#### [What to produce]
Where a line holds the word "title", copy that line.

--- BEGIN Data to process ---

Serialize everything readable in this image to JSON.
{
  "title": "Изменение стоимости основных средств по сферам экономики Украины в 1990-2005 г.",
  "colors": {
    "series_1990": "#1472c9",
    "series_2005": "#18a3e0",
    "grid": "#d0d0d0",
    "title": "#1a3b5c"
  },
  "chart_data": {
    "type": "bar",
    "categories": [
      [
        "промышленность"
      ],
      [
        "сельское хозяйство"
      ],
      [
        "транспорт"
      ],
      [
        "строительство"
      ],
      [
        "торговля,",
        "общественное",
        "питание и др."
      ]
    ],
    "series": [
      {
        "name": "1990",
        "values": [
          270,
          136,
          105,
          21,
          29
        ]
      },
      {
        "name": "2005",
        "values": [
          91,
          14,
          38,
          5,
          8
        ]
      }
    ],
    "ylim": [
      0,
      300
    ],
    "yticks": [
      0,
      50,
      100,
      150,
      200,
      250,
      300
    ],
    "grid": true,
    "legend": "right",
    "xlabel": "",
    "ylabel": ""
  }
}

--- END Data to process ---

#### [Answer to the problem]
  "title": "Изменение стоимости основных средств по сферам экономики Украины в 1990-2005 г.",
    "title": "#1a3b5c"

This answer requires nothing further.